- **Exercise details**: Only the number is needed: how many lines contain the word "deletions"?

- **Data in this exercise**:

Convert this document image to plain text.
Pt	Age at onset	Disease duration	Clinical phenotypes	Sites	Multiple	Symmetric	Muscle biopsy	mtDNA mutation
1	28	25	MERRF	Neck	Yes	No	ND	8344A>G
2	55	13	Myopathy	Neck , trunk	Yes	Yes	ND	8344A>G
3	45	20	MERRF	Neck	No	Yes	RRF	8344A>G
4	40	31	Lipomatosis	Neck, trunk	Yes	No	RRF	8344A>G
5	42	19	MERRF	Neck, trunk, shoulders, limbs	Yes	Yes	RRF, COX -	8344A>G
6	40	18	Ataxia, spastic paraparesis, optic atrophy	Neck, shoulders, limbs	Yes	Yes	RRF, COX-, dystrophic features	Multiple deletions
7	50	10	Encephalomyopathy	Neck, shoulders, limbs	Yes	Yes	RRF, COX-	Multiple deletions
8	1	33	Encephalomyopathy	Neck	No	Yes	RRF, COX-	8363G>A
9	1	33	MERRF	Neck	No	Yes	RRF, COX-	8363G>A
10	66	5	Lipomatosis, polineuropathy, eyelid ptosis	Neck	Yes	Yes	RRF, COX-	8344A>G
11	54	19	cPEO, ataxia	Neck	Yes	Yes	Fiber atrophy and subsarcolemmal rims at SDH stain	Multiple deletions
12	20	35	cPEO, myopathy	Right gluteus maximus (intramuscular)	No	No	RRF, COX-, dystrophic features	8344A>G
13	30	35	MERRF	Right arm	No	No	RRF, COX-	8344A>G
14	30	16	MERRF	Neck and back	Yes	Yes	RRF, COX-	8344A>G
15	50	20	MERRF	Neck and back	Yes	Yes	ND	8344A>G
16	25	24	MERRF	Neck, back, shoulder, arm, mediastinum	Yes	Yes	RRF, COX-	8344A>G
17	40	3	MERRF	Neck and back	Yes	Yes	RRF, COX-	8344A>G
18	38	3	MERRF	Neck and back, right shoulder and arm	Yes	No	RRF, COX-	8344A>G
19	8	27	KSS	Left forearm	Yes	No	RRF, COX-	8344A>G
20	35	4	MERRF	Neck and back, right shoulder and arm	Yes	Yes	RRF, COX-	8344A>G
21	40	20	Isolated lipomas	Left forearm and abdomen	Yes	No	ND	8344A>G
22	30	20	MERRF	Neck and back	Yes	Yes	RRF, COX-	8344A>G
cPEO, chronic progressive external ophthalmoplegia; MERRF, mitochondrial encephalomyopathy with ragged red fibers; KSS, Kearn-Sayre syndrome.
--
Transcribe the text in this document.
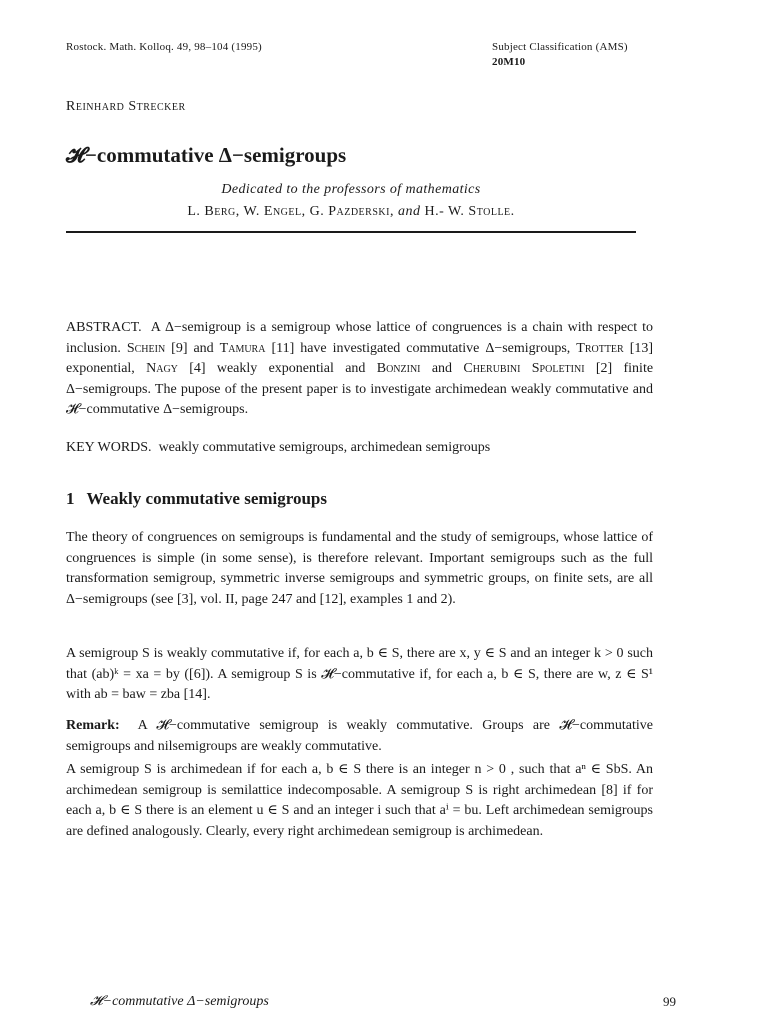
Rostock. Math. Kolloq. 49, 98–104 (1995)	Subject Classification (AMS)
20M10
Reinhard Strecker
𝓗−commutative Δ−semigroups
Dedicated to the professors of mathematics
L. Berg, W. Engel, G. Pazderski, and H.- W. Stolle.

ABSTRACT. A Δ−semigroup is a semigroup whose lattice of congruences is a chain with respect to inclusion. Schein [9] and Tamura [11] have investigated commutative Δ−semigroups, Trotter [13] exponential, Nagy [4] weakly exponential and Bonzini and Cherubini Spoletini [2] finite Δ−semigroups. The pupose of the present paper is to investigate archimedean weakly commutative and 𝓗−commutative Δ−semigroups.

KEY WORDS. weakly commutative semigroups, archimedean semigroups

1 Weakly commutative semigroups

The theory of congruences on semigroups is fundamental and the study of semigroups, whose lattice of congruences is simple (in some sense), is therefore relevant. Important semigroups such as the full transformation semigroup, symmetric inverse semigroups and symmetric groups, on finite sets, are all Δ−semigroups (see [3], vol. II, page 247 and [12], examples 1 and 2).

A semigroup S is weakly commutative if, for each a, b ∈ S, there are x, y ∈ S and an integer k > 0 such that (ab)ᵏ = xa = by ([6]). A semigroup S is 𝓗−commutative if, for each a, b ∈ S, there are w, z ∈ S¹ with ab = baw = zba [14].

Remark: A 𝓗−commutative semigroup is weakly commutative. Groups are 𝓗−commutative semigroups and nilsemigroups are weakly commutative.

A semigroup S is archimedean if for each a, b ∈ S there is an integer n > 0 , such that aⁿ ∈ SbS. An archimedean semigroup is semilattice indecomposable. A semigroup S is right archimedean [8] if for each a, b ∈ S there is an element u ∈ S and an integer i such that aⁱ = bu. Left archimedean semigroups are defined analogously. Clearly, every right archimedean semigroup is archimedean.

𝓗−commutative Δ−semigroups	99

- **Reply to the task**: 3